Set problem: Say the number of lines containing the string "PVDD", and say nothing else.

Input:
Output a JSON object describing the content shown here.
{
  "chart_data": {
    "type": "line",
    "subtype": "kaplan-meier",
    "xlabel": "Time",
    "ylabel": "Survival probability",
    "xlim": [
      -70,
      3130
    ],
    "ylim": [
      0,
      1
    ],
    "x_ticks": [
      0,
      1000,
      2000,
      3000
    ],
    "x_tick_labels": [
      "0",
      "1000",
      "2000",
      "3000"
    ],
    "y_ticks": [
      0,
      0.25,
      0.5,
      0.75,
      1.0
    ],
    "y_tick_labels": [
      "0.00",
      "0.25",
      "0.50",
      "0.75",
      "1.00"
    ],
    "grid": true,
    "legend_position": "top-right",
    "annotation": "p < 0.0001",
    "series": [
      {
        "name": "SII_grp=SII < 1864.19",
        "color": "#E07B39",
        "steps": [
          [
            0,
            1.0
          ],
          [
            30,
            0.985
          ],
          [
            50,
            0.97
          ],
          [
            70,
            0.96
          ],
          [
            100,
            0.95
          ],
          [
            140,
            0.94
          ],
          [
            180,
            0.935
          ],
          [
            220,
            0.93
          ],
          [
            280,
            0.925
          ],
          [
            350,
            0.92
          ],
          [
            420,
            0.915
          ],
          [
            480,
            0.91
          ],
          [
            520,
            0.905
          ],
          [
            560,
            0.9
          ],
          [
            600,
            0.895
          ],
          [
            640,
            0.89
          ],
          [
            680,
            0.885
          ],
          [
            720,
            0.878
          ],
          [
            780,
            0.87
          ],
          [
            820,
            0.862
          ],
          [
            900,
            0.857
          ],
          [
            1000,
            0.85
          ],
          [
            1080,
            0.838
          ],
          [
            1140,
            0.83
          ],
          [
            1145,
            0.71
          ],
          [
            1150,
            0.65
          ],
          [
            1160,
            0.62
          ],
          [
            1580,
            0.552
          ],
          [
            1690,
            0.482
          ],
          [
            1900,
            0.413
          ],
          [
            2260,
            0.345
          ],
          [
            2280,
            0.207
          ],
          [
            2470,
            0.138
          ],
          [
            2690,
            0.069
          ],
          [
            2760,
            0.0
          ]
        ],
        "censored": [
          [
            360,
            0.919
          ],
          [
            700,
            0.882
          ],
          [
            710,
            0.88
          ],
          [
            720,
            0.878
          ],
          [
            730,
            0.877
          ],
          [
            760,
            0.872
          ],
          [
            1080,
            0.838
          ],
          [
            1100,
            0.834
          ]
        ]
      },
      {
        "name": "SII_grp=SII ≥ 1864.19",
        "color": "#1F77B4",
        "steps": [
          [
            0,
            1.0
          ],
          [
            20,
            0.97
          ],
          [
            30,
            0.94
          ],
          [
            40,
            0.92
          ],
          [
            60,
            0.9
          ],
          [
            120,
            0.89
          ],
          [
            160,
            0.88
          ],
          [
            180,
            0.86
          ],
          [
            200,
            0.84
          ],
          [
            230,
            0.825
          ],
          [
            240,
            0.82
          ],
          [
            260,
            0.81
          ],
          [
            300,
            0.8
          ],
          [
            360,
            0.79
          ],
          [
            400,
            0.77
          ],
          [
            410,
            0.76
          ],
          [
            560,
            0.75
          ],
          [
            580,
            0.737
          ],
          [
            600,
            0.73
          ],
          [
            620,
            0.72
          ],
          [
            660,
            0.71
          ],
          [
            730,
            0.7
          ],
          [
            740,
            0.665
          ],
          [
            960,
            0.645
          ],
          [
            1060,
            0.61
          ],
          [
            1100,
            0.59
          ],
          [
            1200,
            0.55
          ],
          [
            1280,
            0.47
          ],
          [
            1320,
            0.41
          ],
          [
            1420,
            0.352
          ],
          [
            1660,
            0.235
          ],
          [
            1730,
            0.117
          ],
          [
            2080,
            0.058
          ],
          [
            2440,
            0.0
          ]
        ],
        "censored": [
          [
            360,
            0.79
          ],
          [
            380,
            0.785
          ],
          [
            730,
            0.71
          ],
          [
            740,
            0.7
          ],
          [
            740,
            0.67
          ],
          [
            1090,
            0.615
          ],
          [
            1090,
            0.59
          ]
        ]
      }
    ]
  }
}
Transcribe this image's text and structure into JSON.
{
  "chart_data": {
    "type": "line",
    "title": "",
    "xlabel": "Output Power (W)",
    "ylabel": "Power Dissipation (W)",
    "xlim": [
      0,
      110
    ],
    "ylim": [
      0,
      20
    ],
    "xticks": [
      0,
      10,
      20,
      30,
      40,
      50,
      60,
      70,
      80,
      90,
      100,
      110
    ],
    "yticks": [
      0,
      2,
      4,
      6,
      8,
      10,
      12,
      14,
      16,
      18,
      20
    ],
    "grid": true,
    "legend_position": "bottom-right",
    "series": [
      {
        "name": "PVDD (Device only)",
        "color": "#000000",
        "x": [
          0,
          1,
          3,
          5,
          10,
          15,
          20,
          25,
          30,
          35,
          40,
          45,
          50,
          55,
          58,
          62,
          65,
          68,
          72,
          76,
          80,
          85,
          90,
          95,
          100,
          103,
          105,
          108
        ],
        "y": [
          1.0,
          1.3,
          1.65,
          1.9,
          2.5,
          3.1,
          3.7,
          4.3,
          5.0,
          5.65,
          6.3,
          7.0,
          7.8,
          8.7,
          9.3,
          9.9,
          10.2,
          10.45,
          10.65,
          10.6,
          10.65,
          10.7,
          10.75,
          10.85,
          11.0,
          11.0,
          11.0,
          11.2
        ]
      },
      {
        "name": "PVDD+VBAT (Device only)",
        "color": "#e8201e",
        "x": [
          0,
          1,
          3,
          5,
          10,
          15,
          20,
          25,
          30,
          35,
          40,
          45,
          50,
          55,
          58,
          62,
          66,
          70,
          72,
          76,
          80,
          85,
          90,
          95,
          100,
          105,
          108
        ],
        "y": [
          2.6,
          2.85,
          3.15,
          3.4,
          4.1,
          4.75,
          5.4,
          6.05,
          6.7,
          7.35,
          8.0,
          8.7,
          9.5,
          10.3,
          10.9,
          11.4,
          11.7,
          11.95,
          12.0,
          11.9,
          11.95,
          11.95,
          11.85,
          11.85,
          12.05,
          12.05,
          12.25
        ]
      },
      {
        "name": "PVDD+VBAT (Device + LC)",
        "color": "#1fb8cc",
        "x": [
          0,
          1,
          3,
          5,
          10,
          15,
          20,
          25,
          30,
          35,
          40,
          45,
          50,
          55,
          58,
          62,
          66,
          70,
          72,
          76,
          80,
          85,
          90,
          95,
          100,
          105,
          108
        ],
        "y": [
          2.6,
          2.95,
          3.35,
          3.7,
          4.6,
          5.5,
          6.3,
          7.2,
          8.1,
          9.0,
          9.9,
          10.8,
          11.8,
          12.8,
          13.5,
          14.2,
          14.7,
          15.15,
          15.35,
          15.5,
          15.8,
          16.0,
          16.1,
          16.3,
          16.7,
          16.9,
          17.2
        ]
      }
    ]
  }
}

Answer to the exercise: 3